Entries with figure data
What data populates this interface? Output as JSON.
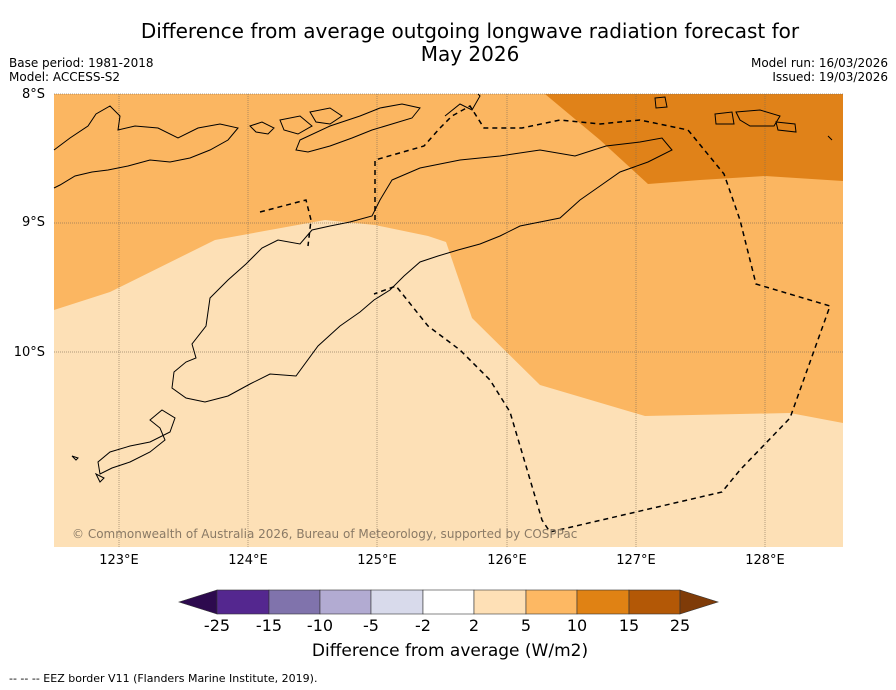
{
  "title": {
    "line1": "Difference from average outgoing longwave radiation forecast for",
    "line2": "May 2026"
  },
  "meta": {
    "base_period": "Base period: 1981-2018",
    "model": "Model: ACCESS-S2",
    "model_run": "Model run: 16/03/2026",
    "issued": "Issued: 19/03/2026"
  },
  "map": {
    "lat_labels": [
      "8°S",
      "9°S",
      "10°S"
    ],
    "lon_labels": [
      "123°E",
      "124°E",
      "125°E",
      "126°E",
      "127°E",
      "128°E"
    ],
    "copyright": "© Commonwealth of Australia 2026, Bureau of Meteorology, supported by COSPPac",
    "colors": {
      "band_2_5": "#fde0b6",
      "band_5_10": "#fbb661",
      "band_10_15": "#e08219",
      "land_outline": "#000000"
    }
  },
  "colorbar": {
    "ticks": [
      "-25",
      "-15",
      "-10",
      "-5",
      "-2",
      "2",
      "5",
      "10",
      "15",
      "25"
    ],
    "colors": [
      "#2d0a4e",
      "#54278f",
      "#8073ac",
      "#b2abd2",
      "#d8daeb",
      "#ffffff",
      "#fee0b6",
      "#fdb863",
      "#e08214",
      "#b35806",
      "#7f3b08"
    ],
    "label": "Difference from average (W/m2)"
  },
  "footer": "--  --  -- EEZ border V11 (Flanders Marine Institute, 2019)."
}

> [THE PROBLEM] In the copy, include no pictures; restate the listing above exactly.

> [SOLVED EXERCISE]
What data populates this interface? Output as JSON.
{
  "title": {
    "line1": "Difference from average outgoing longwave radiation forecast for",
    "line2": "May 2026"
  },
  "meta": {
    "base_period": "Base period: 1981-2018",
    "model": "Model: ACCESS-S2",
    "model_run": "Model run: 16/03/2026",
    "issued": "Issued: 19/03/2026"
  },
  "map": {
    "lat_labels": [
      "8°S",
      "9°S",
      "10°S"
    ],
    "lon_labels": [
      "123°E",
      "124°E",
      "125°E",
      "126°E",
      "127°E",
      "128°E"
    ],
    "copyright": "© Commonwealth of Australia 2026, Bureau of Meteorology, supported by COSPPac",
    "colors": {
      "band_2_5": "#fde0b6",
      "band_5_10": "#fbb661",
      "band_10_15": "#e08219",
      "land_outline": "#000000"
    }
  },
  "colorbar": {
    "ticks": [
      "-25",
      "-15",
      "-10",
      "-5",
      "-2",
      "2",
      "5",
      "10",
      "15",
      "25"
    ],
    "colors": [
      "#2d0a4e",
      "#54278f",
      "#8073ac",
      "#b2abd2",
      "#d8daeb",
      "#ffffff",
      "#fee0b6",
      "#fdb863",
      "#e08214",
      "#b35806",
      "#7f3b08"
    ],
    "label": "Difference from average (W/m2)"
  },
  "footer": "--  --  -- EEZ border V11 (Flanders Marine Institute, 2019)."
}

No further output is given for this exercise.